**Work required**
Rewrite the lines starting at the one containing "question-icon: ? [38,521,62,539]" and ending at the one containing "continue-label: Continuer [200,148,269,164]", both included, as a Markdown table with an Index column numbering each line and a Text column holding the line. Leave out blank lines.

* Begin Record list *

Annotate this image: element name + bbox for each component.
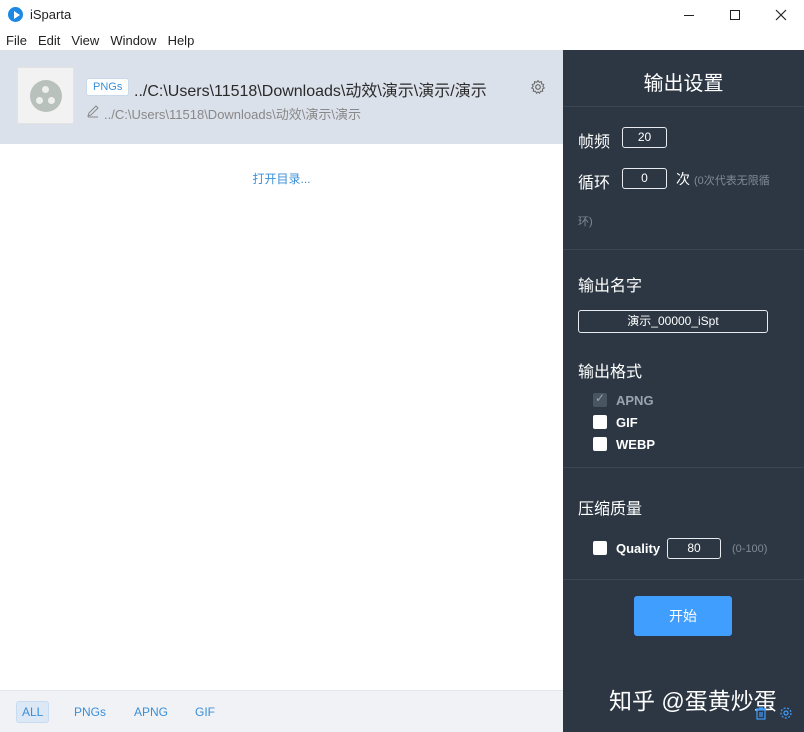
format-apng[interactable]: APNG [593,391,654,408]
menu-view[interactable]: View [71,33,99,48]
divider [563,467,804,468]
loop-hint-cont: 环) [578,216,593,228]
filter-gif[interactable]: GIF [190,701,220,723]
filter-pngs[interactable]: PNGs [69,701,111,723]
quality-row[interactable]: Quality [593,540,660,556]
apng-checkbox[interactable] [593,391,607,407]
loop-hint: (0次代表无限循 [694,175,770,187]
loop-label: 循环 [578,175,611,192]
settings-title: 输出设置 [643,73,724,95]
app-logo-icon [8,7,23,22]
loop-input[interactable]: 0 [622,168,667,189]
webp-checkbox[interactable] [593,437,607,451]
quality-label: Quality [616,540,661,556]
minimize-button[interactable] [666,0,712,30]
watermark: 知乎 @蛋黄炒蛋 [609,688,777,714]
apng-label: APNG [616,392,654,408]
start-button[interactable]: 开始 [634,596,732,636]
output-path: ../C:\Users\11518\Downloads\动效\演示\演示 [104,107,361,122]
menu-bar: File Edit View Window Help [0,30,804,50]
format-gif[interactable]: GIF [593,414,638,430]
menu-edit[interactable]: Edit [38,33,60,48]
menu-file[interactable]: File [6,33,27,48]
output-name-input[interactable]: 演示_00000_iSpt [578,310,768,333]
filter-bar: ALL PNGs APNG GIF [0,690,563,732]
open-directory-link[interactable]: 打开目录... [0,170,563,187]
quality-range: (0-100) [732,543,768,555]
output-name-label: 输出名字 [578,278,643,295]
divider [563,249,804,250]
filter-all[interactable]: ALL [16,701,50,723]
gif-checkbox[interactable] [593,415,607,429]
close-icon [775,9,787,21]
file-type-badge: PNGs [86,78,130,96]
divider [563,106,804,107]
gear-icon[interactable] [530,79,546,95]
quality-input[interactable]: 80 [667,538,721,559]
close-button[interactable] [758,0,804,30]
filter-apng[interactable]: APNG [129,701,173,723]
format-webp[interactable]: WEBP [593,436,655,452]
compress-label: 压缩质量 [578,501,643,518]
minimize-icon [684,14,694,16]
trash-icon[interactable] [754,706,768,720]
output-format-label: 输出格式 [578,364,643,381]
pencil-icon[interactable] [86,104,100,118]
settings-gear-icon[interactable] [779,706,793,720]
menu-help[interactable]: Help [168,33,195,48]
maximize-button[interactable] [712,0,758,30]
maximize-icon [730,10,740,20]
file-list-panel: PNGs ../C:\Users\11518\Downloads\动效\演示\演… [0,50,563,732]
settings-panel: 输出设置 帧频 20 循环 0 次 (0次代表无限循 环) 输出名字 演示_00… [563,50,804,732]
file-thumbnail [17,67,74,124]
webp-label: WEBP [616,436,655,452]
loop-unit: 次 [676,171,690,187]
frame-rate-label: 帧频 [578,134,611,151]
frame-rate-input[interactable]: 20 [622,127,667,148]
title-bar: iSparta [0,0,804,30]
divider [563,579,804,580]
file-item[interactable]: PNGs ../C:\Users\11518\Downloads\动效\演示\演… [0,50,563,144]
quality-checkbox[interactable] [593,541,607,555]
file-path: ../C:\Users\11518\Downloads\动效\演示\演示/演示 [134,83,487,100]
window-title: iSparta [30,7,72,22]
gif-label: GIF [616,414,638,430]
menu-window[interactable]: Window [110,33,156,48]
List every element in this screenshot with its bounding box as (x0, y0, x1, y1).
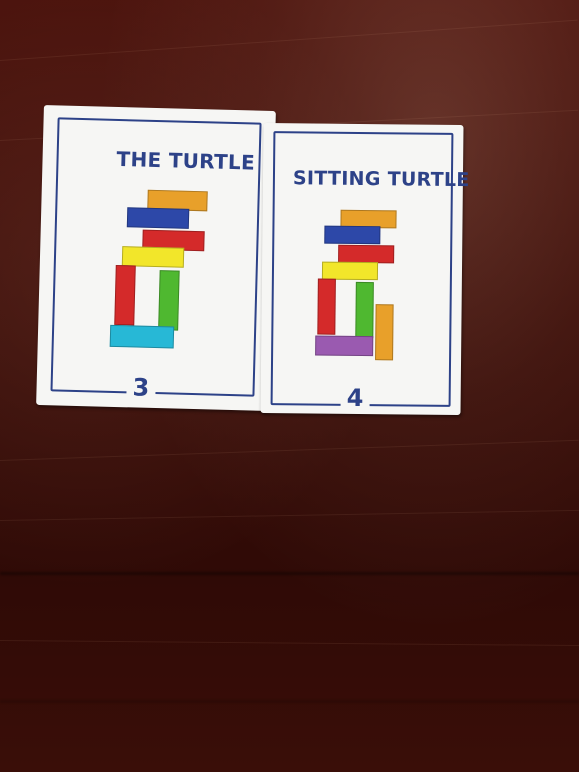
block-blue (126, 207, 190, 229)
table-plank-seam (0, 700, 579, 703)
card-number: 3 (126, 373, 156, 402)
block-red-vertical (317, 278, 336, 335)
block-green-vertical (158, 270, 180, 331)
card-title: SITTING TURTLE (292, 167, 470, 192)
wood-grain (0, 640, 579, 647)
block-yellow (321, 261, 379, 281)
card-title: THE TURTLE (116, 146, 256, 175)
wood-grain (0, 509, 579, 521)
block-green-vertical (355, 281, 374, 339)
block-orange-vertical (375, 304, 394, 361)
card-number: 4 (340, 384, 370, 412)
card-sitting-turtle: SITTING TURTLE 4 (260, 122, 470, 416)
block-cyan (109, 324, 175, 349)
block-red (338, 244, 395, 264)
block-blue (324, 225, 381, 245)
wood-grain (0, 439, 579, 461)
wood-grain (0, 19, 578, 61)
card-the-turtle: THE TURTLE 3 (36, 105, 276, 411)
block-red-vertical (114, 264, 136, 326)
block-purple (315, 335, 374, 357)
table-plank-seam (0, 572, 579, 575)
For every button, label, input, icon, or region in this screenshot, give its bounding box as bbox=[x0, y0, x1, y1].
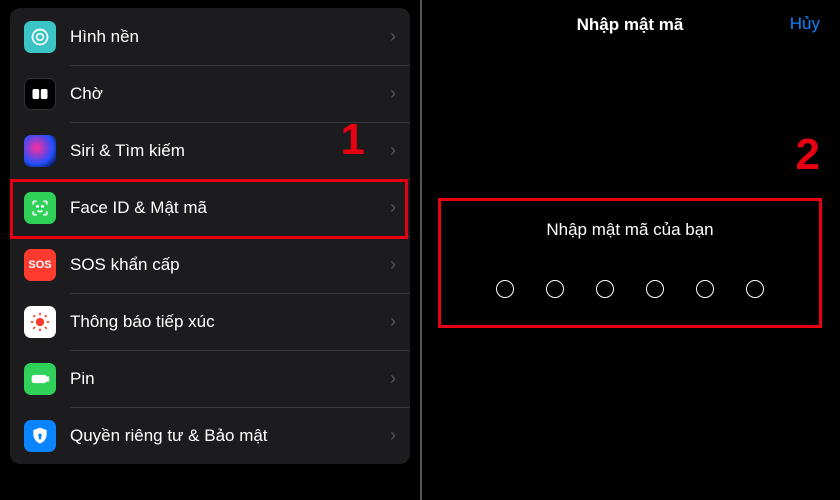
sos-icon: SOS bbox=[24, 249, 56, 281]
standby-icon bbox=[24, 78, 56, 110]
chevron-right-icon: › bbox=[390, 26, 396, 47]
settings-panel: Hình nền › Chờ › Siri & Tìm kiếm › Face … bbox=[0, 0, 420, 500]
settings-row-privacy[interactable]: Quyền riêng tư & Bảo mật › bbox=[10, 407, 410, 464]
passcode-dot bbox=[646, 280, 664, 298]
chevron-right-icon: › bbox=[390, 425, 396, 446]
chevron-right-icon: › bbox=[390, 254, 396, 275]
passcode-dot bbox=[496, 280, 514, 298]
settings-row-label: SOS khẩn cấp bbox=[70, 255, 390, 275]
privacy-icon bbox=[24, 420, 56, 452]
settings-row-label: Chờ bbox=[70, 84, 390, 104]
settings-row-label: Face ID & Mật mã bbox=[70, 198, 390, 218]
cancel-button[interactable]: Hủy bbox=[790, 14, 820, 34]
annotation-number-2: 2 bbox=[796, 130, 820, 180]
settings-row-exposure[interactable]: Thông báo tiếp xúc › bbox=[10, 293, 410, 350]
panel-divider bbox=[420, 0, 422, 500]
passcode-area: Nhập mật mã của bạn bbox=[420, 220, 840, 298]
chevron-right-icon: › bbox=[390, 311, 396, 332]
wallpaper-icon bbox=[24, 21, 56, 53]
chevron-right-icon: › bbox=[390, 368, 396, 389]
battery-icon bbox=[24, 363, 56, 395]
chevron-right-icon: › bbox=[390, 140, 396, 161]
passcode-title: Nhập mật mã bbox=[577, 15, 684, 35]
settings-row-battery[interactable]: Pin › bbox=[10, 350, 410, 407]
passcode-dot bbox=[596, 280, 614, 298]
siri-icon bbox=[24, 135, 56, 167]
passcode-prompt: Nhập mật mã của bạn bbox=[420, 220, 840, 240]
faceid-icon bbox=[24, 192, 56, 224]
settings-row-label: Thông báo tiếp xúc bbox=[70, 312, 390, 332]
passcode-dot bbox=[546, 280, 564, 298]
settings-row-label: Pin bbox=[70, 369, 390, 389]
settings-list: Hình nền › Chờ › Siri & Tìm kiếm › Face … bbox=[10, 8, 410, 464]
passcode-panel: Nhập mật mã Hủy Nhập mật mã của bạn 2 bbox=[420, 0, 840, 500]
settings-row-label: Hình nền bbox=[70, 27, 390, 47]
annotation-number-1: 1 bbox=[341, 115, 365, 165]
chevron-right-icon: › bbox=[390, 83, 396, 104]
passcode-dot bbox=[746, 280, 764, 298]
chevron-right-icon: › bbox=[390, 197, 396, 218]
settings-row-sos[interactable]: SOS SOS khẩn cấp › bbox=[10, 236, 410, 293]
passcode-dots[interactable] bbox=[420, 280, 840, 298]
passcode-header: Nhập mật mã Hủy bbox=[420, 0, 840, 50]
exposure-icon bbox=[24, 306, 56, 338]
passcode-dot bbox=[696, 280, 714, 298]
settings-row-faceid[interactable]: Face ID & Mật mã › bbox=[10, 179, 410, 236]
settings-row-wallpaper[interactable]: Hình nền › bbox=[10, 8, 410, 65]
settings-row-label: Quyền riêng tư & Bảo mật bbox=[70, 426, 390, 446]
settings-row-standby[interactable]: Chờ › bbox=[10, 65, 410, 122]
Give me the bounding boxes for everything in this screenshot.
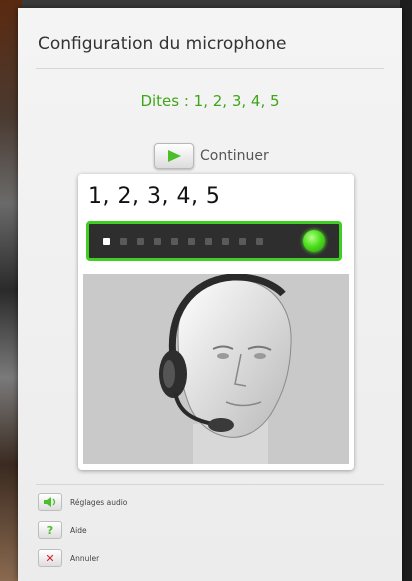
question-icon: ? [38,521,62,539]
meter-segment [171,238,178,245]
continue-button[interactable]: Continuer [154,143,269,169]
cancel-label: Annuler [70,553,100,563]
help-link[interactable]: ? Aide [38,521,87,539]
audio-level-meter [86,221,342,261]
instruction-prompt: Dites : 1, 2, 3, 4, 5 [140,92,280,110]
meter-segments [103,238,263,245]
footer-divider [36,484,384,485]
meter-segment [205,238,212,245]
headset-illustration [83,273,349,464]
meter-segment [239,238,246,245]
microphone-setup-dialog: Configuration du microphone Dites : 1, 2… [18,8,402,581]
audio-settings-link[interactable]: Réglages audio [38,493,127,511]
meter-segment [154,238,161,245]
audio-settings-label: Réglages audio [70,497,128,507]
level-indicator-led [303,230,325,252]
meter-segment [256,238,263,245]
play-icon [154,143,194,169]
phrase-text: 1, 2, 3, 4, 5 [88,184,221,209]
help-label: Aide [70,525,87,535]
dialog-title: Configuration du microphone [38,34,287,54]
cancel-link[interactable]: ✕ Annuler [38,549,99,567]
headset-person-icon [159,273,292,464]
meter-segment [188,238,195,245]
speech-card: 1, 2, 3, 4, 5 [78,174,354,470]
title-divider [36,68,384,69]
meter-segment [137,238,144,245]
close-icon: ✕ [38,549,62,567]
meter-segment [222,238,229,245]
speaker-icon [38,493,62,511]
continue-label: Continuer [200,148,269,164]
meter-segment [120,238,127,245]
meter-segment [103,238,110,245]
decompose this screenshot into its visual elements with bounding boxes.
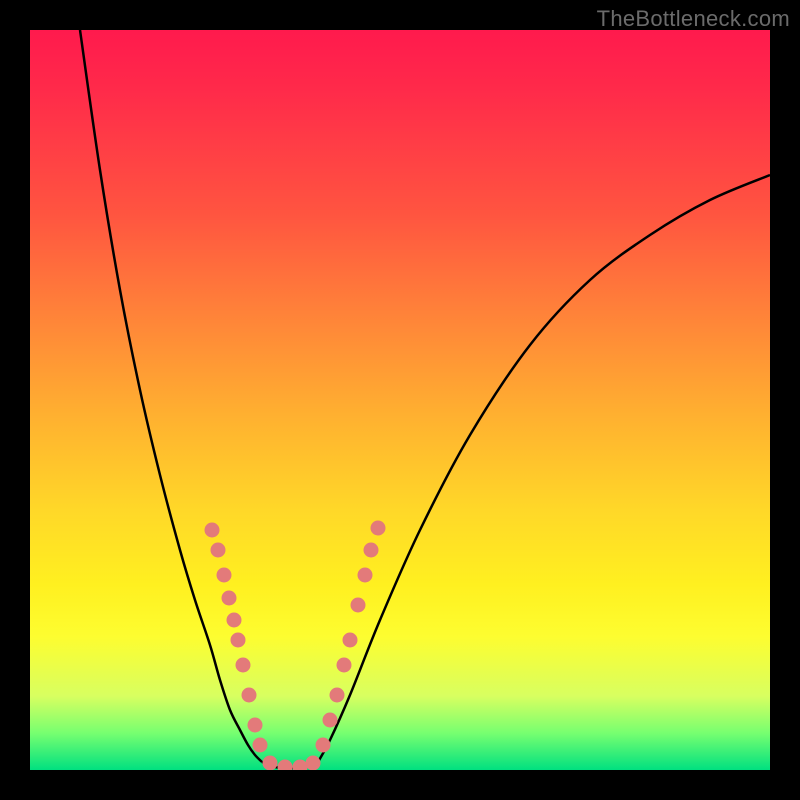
data-dot [316, 738, 331, 753]
watermark-text: TheBottleneck.com [597, 6, 790, 32]
data-dot [205, 523, 220, 538]
data-dot [231, 633, 246, 648]
dot-group [205, 521, 386, 771]
data-dot [253, 738, 268, 753]
data-dot [293, 760, 308, 771]
data-dot [306, 756, 321, 771]
data-dot [236, 658, 251, 673]
data-dot [358, 568, 373, 583]
data-dot [222, 591, 237, 606]
data-dot [323, 713, 338, 728]
data-dot [371, 521, 386, 536]
data-dot [248, 718, 263, 733]
chart-svg [30, 30, 770, 770]
data-dot [337, 658, 352, 673]
data-dot [227, 613, 242, 628]
data-dot [217, 568, 232, 583]
data-dot [278, 760, 293, 771]
data-dot [263, 756, 278, 771]
data-dot [211, 543, 226, 558]
data-dot [364, 543, 379, 558]
curve-left [80, 30, 262, 762]
data-dot [351, 598, 366, 613]
data-dot [330, 688, 345, 703]
data-dot [343, 633, 358, 648]
data-dot [242, 688, 257, 703]
chart-frame [30, 30, 770, 770]
curve-right [318, 175, 770, 762]
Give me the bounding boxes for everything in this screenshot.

* End Record list *

**Exercise output**
| Index | Text |
|---|---|
| 1 | question-icon: ? [38,521,62,539] |
| 2 | meter-segment [171,238,178,245] |
| 3 | continue-button[interactable]: Continuer [154,143,269,169] |
| 4 | cancel-label: Annuler [70,553,100,563] |
| 5 | help-link[interactable]: ? Aide [38,521,87,539] |
| 6 | audio-level-meter [86,221,342,261] |
| 7 | instruction-prompt: Dites : 1, 2, 3, 4, 5 [140,92,280,110] |
| 8 | meter-segments [103,238,263,245] |
| 9 | footer-divider [36,484,384,485] |
| 10 | meter-segment [205,238,212,245] |
| 11 | headset-illustration [83,273,349,464] |
| 12 | meter-segment [239,238,246,245] |
| 13 | microphone-setup-dialog: Configuration du microphone Dites : 1, 2… [18,8,402,581] |
| 14 | audio-settings-link[interactable]: Réglages audio [38,493,127,511] |
| 15 | meter-segment [154,238,161,245] |
| 16 | audio-settings-label: Réglages audio [70,497,128,507] |
| 17 | level-indicator-led [303,230,325,252] |
| 18 | meter-segment [256,238,263,245] |
| 19 | play-icon [154,143,194,169] |
| 20 | phrase-text: 1, 2, 3, 4, 5 [88,184,221,209] |
| 21 | help-label: Aide [70,525,87,535] |
| 22 | dialog-title: Configuration du microphone [38,34,287,54] |
| 23 | cancel-link[interactable]: ✕ Annuler [38,549,99,567] |
| 24 | headset-person-icon [159,273,292,464] |
| 25 | meter-segment [188,238,195,245] |
| 26 | speech-card: 1, 2, 3, 4, 5 [78,174,354,470] |
| 27 | title-divider [36,68,384,69] |
| 28 | meter-segment [137,238,144,245] |
| 29 | close-icon: ✕ [38,549,62,567] |
| 30 | meter-segment [222,238,229,245] |
| 31 | speaker-icon [38,493,62,511] |
| 32 | continue-label: Continuer [200,148,269,164] |